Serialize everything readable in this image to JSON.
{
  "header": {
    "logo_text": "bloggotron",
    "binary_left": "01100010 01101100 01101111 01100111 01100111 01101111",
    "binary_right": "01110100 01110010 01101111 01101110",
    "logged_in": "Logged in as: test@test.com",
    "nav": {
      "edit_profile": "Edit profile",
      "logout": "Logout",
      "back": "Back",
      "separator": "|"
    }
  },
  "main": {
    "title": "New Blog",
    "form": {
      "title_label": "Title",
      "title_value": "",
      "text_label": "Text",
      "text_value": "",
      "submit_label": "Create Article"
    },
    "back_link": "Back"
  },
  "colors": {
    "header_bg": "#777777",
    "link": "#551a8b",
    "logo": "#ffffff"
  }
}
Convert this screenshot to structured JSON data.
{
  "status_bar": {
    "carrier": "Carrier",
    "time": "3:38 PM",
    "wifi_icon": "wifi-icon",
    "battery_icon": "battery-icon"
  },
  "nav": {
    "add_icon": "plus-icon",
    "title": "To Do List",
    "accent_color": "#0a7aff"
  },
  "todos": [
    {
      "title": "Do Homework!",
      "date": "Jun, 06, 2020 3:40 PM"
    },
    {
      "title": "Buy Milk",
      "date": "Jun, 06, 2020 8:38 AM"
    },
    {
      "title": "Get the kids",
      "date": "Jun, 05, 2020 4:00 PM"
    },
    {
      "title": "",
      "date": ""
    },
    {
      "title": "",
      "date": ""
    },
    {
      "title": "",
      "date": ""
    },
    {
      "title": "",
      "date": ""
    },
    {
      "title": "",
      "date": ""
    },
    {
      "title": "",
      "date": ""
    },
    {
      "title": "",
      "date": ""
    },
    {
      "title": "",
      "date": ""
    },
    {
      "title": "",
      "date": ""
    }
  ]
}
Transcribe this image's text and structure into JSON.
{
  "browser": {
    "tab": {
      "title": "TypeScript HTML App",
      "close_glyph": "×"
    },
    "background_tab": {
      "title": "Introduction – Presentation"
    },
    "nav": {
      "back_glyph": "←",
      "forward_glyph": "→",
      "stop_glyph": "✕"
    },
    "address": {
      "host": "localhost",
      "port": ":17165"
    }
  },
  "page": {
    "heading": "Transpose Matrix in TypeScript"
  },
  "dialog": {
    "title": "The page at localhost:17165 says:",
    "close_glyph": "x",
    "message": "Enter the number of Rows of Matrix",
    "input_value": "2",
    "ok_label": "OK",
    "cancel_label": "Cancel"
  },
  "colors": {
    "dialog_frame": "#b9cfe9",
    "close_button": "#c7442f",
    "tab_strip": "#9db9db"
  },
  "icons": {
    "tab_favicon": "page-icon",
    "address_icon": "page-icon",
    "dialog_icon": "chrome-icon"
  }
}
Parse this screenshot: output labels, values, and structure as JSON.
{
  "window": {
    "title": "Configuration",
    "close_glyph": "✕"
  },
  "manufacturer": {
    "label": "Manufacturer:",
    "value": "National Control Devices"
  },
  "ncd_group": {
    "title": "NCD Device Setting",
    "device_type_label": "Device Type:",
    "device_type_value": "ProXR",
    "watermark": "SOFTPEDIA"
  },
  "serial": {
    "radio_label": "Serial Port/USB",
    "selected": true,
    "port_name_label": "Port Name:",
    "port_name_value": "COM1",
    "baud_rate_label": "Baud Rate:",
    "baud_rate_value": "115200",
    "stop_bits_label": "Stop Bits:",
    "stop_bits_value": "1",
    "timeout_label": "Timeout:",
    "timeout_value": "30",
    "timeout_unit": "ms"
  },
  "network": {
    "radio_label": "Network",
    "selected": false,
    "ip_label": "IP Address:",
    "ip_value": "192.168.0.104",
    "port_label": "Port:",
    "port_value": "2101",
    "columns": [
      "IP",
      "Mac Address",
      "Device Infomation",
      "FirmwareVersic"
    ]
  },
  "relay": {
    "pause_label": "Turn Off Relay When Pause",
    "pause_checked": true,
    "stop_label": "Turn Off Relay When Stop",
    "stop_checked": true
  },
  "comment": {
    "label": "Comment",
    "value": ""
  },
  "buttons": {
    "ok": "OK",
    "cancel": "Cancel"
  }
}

___

→ **Instructions to follow**
Count every line of the records that holds the string "TypeScript". Write only the total.

→ **Exercise answer**
2